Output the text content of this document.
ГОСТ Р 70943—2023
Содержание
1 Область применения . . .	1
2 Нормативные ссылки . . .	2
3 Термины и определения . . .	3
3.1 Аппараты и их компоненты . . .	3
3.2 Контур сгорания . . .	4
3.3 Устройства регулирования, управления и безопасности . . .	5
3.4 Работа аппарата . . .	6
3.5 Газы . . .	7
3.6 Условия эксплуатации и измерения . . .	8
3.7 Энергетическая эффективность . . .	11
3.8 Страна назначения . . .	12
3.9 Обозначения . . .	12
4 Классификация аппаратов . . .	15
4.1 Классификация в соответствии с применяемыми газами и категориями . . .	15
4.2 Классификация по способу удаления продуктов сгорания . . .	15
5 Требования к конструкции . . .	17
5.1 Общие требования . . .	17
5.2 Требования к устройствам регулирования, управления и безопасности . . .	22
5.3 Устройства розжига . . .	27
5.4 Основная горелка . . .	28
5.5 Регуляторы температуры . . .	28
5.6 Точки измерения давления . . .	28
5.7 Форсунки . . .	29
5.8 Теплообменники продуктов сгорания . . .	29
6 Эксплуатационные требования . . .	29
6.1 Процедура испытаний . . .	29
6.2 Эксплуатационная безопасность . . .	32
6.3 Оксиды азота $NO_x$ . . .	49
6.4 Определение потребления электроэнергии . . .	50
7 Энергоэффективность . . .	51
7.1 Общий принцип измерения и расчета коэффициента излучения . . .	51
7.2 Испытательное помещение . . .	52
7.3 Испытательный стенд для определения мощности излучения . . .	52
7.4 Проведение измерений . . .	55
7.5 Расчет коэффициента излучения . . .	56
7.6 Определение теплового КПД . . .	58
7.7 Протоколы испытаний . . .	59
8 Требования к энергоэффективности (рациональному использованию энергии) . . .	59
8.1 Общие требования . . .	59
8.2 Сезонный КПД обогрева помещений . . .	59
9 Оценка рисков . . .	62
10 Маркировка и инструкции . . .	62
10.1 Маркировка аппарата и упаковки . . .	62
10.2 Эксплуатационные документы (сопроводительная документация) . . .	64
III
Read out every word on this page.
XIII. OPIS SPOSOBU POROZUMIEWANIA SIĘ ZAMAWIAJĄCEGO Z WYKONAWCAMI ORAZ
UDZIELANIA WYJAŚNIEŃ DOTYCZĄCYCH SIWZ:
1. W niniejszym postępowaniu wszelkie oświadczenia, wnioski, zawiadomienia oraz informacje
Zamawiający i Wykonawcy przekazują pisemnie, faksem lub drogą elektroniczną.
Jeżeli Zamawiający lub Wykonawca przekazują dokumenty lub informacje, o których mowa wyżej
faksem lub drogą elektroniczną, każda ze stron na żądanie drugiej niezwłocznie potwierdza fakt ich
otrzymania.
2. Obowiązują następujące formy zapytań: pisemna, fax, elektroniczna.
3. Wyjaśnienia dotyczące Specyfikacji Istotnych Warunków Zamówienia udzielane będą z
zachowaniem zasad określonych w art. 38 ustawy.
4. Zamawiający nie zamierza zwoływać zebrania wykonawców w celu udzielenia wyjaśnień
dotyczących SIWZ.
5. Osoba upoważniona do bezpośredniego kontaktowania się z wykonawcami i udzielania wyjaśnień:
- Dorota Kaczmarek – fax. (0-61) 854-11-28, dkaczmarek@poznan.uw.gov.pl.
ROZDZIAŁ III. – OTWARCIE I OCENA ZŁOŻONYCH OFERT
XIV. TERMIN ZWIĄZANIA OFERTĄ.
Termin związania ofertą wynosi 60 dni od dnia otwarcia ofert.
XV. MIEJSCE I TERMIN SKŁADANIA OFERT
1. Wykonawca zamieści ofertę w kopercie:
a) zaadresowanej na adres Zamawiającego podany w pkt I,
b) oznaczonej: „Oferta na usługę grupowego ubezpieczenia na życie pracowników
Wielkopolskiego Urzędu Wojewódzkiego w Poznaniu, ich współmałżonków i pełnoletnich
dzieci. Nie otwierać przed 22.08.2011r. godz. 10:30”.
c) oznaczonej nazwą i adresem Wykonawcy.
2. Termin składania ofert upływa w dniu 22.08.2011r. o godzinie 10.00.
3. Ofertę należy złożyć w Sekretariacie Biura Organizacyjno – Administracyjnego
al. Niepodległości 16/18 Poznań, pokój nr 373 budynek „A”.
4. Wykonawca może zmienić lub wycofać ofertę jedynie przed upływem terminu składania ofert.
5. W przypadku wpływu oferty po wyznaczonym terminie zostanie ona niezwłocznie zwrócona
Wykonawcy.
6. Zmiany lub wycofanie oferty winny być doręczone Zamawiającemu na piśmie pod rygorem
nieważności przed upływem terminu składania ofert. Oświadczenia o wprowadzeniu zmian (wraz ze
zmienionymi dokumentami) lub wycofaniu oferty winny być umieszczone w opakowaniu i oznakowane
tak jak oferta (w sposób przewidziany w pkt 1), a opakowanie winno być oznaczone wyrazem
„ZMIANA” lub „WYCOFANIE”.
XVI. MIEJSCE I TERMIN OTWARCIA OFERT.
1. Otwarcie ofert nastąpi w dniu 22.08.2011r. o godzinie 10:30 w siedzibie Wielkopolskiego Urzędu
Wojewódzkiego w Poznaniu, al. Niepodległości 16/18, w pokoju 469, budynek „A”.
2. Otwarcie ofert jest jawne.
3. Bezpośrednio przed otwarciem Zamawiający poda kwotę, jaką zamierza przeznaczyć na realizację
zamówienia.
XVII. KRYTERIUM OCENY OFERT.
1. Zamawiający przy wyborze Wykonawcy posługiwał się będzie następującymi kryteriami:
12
----------------
**Written request:**
Print out all the entries precisely as written.

**Finished answer:**
Output the text content of this document.
ГОСТ Р 70943—2023
Содержание
1 Область применения . . .	1
2 Нормативные ссылки . . .	2
3 Термины и определения . . .	3
3.1 Аппараты и их компоненты . . .	3
3.2 Контур сгорания . . .	4
3.3 Устройства регулирования, управления и безопасности . . .	5
3.4 Работа аппарата . . .	6
3.5 Газы . . .	7
3.6 Условия эксплуатации и измерения . . .	8
3.7 Энергетическая эффективность . . .	11
3.8 Страна назначения . . .	12
3.9 Обозначения . . .	12
4 Классификация аппаратов . . .	15
4.1 Классификация в соответствии с применяемыми газами и категориями . . .	15
4.2 Классификация по способу удаления продуктов сгорания . . .	15
5 Требования к конструкции . . .	17
5.1 Общие требования . . .	17
5.2 Требования к устройствам регулирования, управления и безопасности . . .	22
5.3 Устройства розжига . . .	27
5.4 Основная горелка . . .	28
5.5 Регуляторы температуры . . .	28
5.6 Точки измерения давления . . .	28
5.7 Форсунки . . .	29
5.8 Теплообменники продуктов сгорания . . .	29
6 Эксплуатационные требования . . .	29
6.1 Процедура испытаний . . .	29
6.2 Эксплуатационная безопасность . . .	32
6.3 Оксиды азота $NO_x$ . . .	49
6.4 Определение потребления электроэнергии . . .	50
7 Энергоэффективность . . .	51
7.1 Общий принцип измерения и расчета коэффициента излучения . . .	51
7.2 Испытательное помещение . . .	52
7.3 Испытательный стенд для определения мощности излучения . . .	52
7.4 Проведение измерений . . .	55
7.5 Расчет коэффициента излучения . . .	56
7.6 Определение теплового КПД . . .	58
7.7 Протоколы испытаний . . .	59
8 Требования к энергоэффективности (рациональному использованию энергии) . . .	59
8.1 Общие требования . . .	59
8.2 Сезонный КПД обогрева помещений . . .	59
9 Оценка рисков . . .	62
10 Маркировка и инструкции . . .	62
10.1 Маркировка аппарата и упаковки . . .	62
10.2 Эксплуатационные документы (сопроводительная документация) . . .	64
III
Read out every word on this page.
XIII. OPIS SPOSOBU POROZUMIEWANIA SIĘ ZAMAWIAJĄCEGO Z WYKONAWCAMI ORAZ
UDZIELANIA WYJAŚNIEŃ DOTYCZĄCYCH SIWZ:
1. W niniejszym postępowaniu wszelkie oświadczenia, wnioski, zawiadomienia oraz informacje
Zamawiający i Wykonawcy przekazują pisemnie, faksem lub drogą elektroniczną.
Jeżeli Zamawiający lub Wykonawca przekazują dokumenty lub informacje, o których mowa wyżej
faksem lub drogą elektroniczną, każda ze stron na żądanie drugiej niezwłocznie potwierdza fakt ich
otrzymania.
2. Obowiązują następujące formy zapytań: pisemna, fax, elektroniczna.
3. Wyjaśnienia dotyczące Specyfikacji Istotnych Warunków Zamówienia udzielane będą z
zachowaniem zasad określonych w art. 38 ustawy.
4. Zamawiający nie zamierza zwoływać zebrania wykonawców w celu udzielenia wyjaśnień
dotyczących SIWZ.
5. Osoba upoważniona do bezpośredniego kontaktowania się z wykonawcami i udzielania wyjaśnień:
- Dorota Kaczmarek – fax. (0-61) 854-11-28, dkaczmarek@poznan.uw.gov.pl.
ROZDZIAŁ III. – OTWARCIE I OCENA ZŁOŻONYCH OFERT
XIV. TERMIN ZWIĄZANIA OFERTĄ.
Termin związania ofertą wynosi 60 dni od dnia otwarcia ofert.
XV. MIEJSCE I TERMIN SKŁADANIA OFERT
1. Wykonawca zamieści ofertę w kopercie:
a) zaadresowanej na adres Zamawiającego podany w pkt I,
b) oznaczonej: „Oferta na usługę grupowego ubezpieczenia na życie pracowników
Wielkopolskiego Urzędu Wojewódzkiego w Poznaniu, ich współmałżonków i pełnoletnich
dzieci. Nie otwierać przed 22.08.2011r. godz. 10:30”.
c) oznaczonej nazwą i adresem Wykonawcy.
2. Termin składania ofert upływa w dniu 22.08.2011r. o godzinie 10.00.
3. Ofertę należy złożyć w Sekretariacie Biura Organizacyjno – Administracyjnego
al. Niepodległości 16/18 Poznań, pokój nr 373 budynek „A”.
4. Wykonawca może zmienić lub wycofać ofertę jedynie przed upływem terminu składania ofert.
5. W przypadku wpływu oferty po wyznaczonym terminie zostanie ona niezwłocznie zwrócona
Wykonawcy.
6. Zmiany lub wycofanie oferty winny być doręczone Zamawiającemu na piśmie pod rygorem
nieważności przed upływem terminu składania ofert. Oświadczenia o wprowadzeniu zmian (wraz ze
zmienionymi dokumentami) lub wycofaniu oferty winny być umieszczone w opakowaniu i oznakowane
tak jak oferta (w sposób przewidziany w pkt 1), a opakowanie winno być oznaczone wyrazem
„ZMIANA” lub „WYCOFANIE”.
XVI. MIEJSCE I TERMIN OTWARCIA OFERT.
1. Otwarcie ofert nastąpi w dniu 22.08.2011r. o godzinie 10:30 w siedzibie Wielkopolskiego Urzędu
Wojewódzkiego w Poznaniu, al. Niepodległości 16/18, w pokoju 469, budynek „A”.
2. Otwarcie ofert jest jawne.
3. Bezpośrednio przed otwarciem Zamawiający poda kwotę, jaką zamierza przeznaczyć na realizację
zamówienia.
XVII. KRYTERIUM OCENY OFERT.
1. Zamawiający przy wyborze Wykonawcy posługiwał się będzie następującymi kryteriami:
12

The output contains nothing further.